───── EXTRACTED INFORMATION ─────
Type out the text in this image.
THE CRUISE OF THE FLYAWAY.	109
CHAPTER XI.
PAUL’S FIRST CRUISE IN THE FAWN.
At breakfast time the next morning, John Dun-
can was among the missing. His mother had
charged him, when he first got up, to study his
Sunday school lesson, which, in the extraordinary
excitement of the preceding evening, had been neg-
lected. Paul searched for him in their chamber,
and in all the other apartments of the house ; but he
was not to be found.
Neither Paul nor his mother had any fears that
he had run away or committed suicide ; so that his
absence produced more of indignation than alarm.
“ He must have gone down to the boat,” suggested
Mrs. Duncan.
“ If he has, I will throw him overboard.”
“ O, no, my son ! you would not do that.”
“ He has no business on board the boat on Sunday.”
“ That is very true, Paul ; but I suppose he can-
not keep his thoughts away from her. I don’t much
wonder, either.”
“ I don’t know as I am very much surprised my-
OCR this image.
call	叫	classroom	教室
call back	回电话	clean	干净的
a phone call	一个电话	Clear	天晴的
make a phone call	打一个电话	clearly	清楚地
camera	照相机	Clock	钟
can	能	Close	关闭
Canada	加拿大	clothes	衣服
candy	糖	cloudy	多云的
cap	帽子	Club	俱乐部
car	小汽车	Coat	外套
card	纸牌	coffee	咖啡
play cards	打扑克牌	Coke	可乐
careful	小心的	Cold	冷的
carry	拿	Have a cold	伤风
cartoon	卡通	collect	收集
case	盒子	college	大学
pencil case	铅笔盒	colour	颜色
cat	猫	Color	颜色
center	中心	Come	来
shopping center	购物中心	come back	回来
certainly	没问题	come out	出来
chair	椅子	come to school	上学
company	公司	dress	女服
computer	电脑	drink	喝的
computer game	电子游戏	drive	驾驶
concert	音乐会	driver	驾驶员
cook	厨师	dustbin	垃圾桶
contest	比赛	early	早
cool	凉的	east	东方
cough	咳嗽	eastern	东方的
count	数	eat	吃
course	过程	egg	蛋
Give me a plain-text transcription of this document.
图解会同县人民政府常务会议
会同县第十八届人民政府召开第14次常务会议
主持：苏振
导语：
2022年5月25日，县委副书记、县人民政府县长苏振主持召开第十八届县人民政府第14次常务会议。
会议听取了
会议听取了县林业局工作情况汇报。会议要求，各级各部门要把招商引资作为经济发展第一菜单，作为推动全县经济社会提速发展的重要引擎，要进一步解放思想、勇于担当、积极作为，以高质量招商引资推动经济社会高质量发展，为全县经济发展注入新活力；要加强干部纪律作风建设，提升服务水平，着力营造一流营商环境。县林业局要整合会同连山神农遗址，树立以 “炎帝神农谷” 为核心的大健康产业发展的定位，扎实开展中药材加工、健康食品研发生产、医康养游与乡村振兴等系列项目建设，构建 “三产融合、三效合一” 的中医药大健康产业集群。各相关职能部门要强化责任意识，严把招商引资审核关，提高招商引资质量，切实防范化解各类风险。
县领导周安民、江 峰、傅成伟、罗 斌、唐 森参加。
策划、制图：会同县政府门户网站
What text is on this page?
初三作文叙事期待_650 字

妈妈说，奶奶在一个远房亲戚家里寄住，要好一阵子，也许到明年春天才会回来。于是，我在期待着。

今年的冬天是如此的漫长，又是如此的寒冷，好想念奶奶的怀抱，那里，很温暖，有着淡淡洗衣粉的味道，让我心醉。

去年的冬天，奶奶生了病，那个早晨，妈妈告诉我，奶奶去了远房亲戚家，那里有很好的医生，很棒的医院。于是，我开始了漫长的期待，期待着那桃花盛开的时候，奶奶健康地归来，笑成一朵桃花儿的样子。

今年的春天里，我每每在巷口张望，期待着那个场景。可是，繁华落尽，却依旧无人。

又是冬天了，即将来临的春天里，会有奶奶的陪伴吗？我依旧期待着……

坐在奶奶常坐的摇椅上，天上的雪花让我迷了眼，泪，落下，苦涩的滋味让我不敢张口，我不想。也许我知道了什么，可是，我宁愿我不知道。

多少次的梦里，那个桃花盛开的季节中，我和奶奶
─────
## THE REQUEST:
All lines from the one containing "Give me a plain-text" through the end of the records, both ends included, are to be quoted exactly; please add nothing else.

## ANSWER:
Give me a plain-text transcription of this document.
图解会同县人民政府常务会议
会同县第十八届人民政府召开第14次常务会议
主持：苏振
导语：
2022年5月25日，县委副书记、县人民政府县长苏振主持召开第十八届县人民政府第14次常务会议。
会议听取了
会议听取了县林业局工作情况汇报。会议要求，各级各部门要把招商引资作为经济发展第一菜单，作为推动全县经济社会提速发展的重要引擎，要进一步解放思想、勇于担当、积极作为，以高质量招商引资推动经济社会高质量发展，为全县经济发展注入新活力；要加强干部纪律作风建设，提升服务水平，着力营造一流营商环境。县林业局要整合会同连山神农遗址，树立以 “炎帝神农谷” 为核心的大健康产业发展的定位，扎实开展中药材加工、健康食品研发生产、医康养游与乡村振兴等系列项目建设，构建 “三产融合、三效合一” 的中医药大健康产业集群。各相关职能部门要强化责任意识，严把招商引资审核关，提高招商引资质量，切实防范化解各类风险。
县领导周安民、江 峰、傅成伟、罗 斌、唐 森参加。
策划、制图：会同县政府门户网站
What text is on this page?
初三作文叙事期待_650 字

妈妈说，奶奶在一个远房亲戚家里寄住，要好一阵子，也许到明年春天才会回来。于是，我在期待着。

今年的冬天是如此的漫长，又是如此的寒冷，好想念奶奶的怀抱，那里，很温暖，有着淡淡洗衣粉的味道，让我心醉。

去年的冬天，奶奶生了病，那个早晨，妈妈告诉我，奶奶去了远房亲戚家，那里有很好的医生，很棒的医院。于是，我开始了漫长的期待，期待着那桃花盛开的时候，奶奶健康地归来，笑成一朵桃花儿的样子。

今年的春天里，我每每在巷口张望，期待着那个场景。可是，繁华落尽，却依旧无人。

又是冬天了，即将来临的春天里，会有奶奶的陪伴吗？我依旧期待着……

坐在奶奶常坐的摇椅上，天上的雪花让我迷了眼，泪，落下，苦涩的滋味让我不敢张口，我不想。也许我知道了什么，可是，我宁愿我不知道。

多少次的梦里，那个桃花盛开的季节中，我和奶奶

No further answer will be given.